■ WORK REQUIRED: For each line below that includes the word "upper", make a copy.

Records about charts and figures

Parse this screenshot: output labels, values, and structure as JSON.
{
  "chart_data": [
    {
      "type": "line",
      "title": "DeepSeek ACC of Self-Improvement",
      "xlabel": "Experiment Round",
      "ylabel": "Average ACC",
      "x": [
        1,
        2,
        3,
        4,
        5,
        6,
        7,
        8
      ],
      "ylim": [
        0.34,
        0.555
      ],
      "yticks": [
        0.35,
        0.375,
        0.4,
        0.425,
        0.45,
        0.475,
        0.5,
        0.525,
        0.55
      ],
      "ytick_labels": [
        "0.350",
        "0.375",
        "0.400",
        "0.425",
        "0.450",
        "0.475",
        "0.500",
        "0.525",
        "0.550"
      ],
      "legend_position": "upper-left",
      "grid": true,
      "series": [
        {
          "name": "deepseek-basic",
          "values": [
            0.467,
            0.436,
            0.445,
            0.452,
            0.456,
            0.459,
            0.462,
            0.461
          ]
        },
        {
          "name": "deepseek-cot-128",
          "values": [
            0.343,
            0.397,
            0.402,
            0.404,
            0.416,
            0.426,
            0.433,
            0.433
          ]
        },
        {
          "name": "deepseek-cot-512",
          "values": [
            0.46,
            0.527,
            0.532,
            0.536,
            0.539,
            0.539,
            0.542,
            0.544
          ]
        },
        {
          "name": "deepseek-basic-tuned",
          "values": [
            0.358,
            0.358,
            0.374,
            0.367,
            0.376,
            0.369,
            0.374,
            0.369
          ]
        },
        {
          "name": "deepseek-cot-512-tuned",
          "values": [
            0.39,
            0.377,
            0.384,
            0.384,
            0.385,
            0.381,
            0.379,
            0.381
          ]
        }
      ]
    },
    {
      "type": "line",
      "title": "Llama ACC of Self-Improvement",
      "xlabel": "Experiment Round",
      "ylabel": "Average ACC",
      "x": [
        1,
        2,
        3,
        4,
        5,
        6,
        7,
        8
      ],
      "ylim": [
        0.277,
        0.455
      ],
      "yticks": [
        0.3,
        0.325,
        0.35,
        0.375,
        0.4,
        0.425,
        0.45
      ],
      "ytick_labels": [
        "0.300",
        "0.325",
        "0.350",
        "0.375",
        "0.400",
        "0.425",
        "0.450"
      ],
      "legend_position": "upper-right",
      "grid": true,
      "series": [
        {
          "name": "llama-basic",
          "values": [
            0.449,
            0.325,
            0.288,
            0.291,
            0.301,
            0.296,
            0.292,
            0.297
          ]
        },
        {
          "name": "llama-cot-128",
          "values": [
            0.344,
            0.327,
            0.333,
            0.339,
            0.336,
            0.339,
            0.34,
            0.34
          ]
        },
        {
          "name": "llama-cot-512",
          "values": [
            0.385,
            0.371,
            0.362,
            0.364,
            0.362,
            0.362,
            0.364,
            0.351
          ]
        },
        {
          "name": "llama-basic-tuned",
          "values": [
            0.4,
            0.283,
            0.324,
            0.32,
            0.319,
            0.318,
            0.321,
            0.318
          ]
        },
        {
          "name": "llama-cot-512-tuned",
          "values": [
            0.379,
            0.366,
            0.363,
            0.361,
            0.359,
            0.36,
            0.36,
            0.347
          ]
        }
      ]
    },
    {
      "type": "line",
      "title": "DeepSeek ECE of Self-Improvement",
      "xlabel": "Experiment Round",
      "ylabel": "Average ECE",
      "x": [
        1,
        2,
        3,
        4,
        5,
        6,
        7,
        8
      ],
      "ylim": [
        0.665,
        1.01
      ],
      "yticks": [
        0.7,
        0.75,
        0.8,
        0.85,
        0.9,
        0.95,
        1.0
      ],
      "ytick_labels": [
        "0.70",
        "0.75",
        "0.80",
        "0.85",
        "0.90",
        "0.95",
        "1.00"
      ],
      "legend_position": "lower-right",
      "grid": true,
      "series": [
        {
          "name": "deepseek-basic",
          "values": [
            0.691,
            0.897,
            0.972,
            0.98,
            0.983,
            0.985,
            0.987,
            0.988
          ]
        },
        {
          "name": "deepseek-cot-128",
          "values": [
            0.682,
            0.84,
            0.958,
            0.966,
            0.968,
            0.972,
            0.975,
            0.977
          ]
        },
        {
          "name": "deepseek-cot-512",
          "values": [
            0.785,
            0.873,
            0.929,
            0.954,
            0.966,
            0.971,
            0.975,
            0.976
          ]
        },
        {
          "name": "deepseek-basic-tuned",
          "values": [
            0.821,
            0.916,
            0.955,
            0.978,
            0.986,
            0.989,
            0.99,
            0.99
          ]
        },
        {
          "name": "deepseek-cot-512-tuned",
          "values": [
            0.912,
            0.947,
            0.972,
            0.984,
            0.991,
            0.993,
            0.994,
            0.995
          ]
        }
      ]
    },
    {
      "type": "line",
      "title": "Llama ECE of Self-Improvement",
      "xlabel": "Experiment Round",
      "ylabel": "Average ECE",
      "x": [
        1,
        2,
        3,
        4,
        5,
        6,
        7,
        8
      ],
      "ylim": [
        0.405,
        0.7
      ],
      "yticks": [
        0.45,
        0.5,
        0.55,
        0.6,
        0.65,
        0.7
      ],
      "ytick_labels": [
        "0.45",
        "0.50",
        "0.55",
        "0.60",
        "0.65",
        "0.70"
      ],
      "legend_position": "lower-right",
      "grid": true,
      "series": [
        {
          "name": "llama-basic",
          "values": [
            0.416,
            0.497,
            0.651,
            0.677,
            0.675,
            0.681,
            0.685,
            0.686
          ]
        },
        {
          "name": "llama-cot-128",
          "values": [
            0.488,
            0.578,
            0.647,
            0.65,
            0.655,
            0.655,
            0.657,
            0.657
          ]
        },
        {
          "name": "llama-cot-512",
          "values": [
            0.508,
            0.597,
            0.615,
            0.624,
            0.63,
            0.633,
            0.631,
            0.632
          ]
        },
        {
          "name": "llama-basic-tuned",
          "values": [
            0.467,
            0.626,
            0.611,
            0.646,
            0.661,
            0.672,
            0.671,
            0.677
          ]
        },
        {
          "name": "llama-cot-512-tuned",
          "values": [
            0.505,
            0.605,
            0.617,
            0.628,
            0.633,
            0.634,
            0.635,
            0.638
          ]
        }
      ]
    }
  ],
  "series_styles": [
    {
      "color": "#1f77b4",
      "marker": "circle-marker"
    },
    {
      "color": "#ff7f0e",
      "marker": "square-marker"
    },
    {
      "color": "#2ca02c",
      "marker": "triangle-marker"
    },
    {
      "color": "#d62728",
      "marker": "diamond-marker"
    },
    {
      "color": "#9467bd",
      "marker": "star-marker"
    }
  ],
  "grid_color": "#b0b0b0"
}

■ THE REPLY:
      "legend_position": "upper-left",
      "legend_position": "upper-right",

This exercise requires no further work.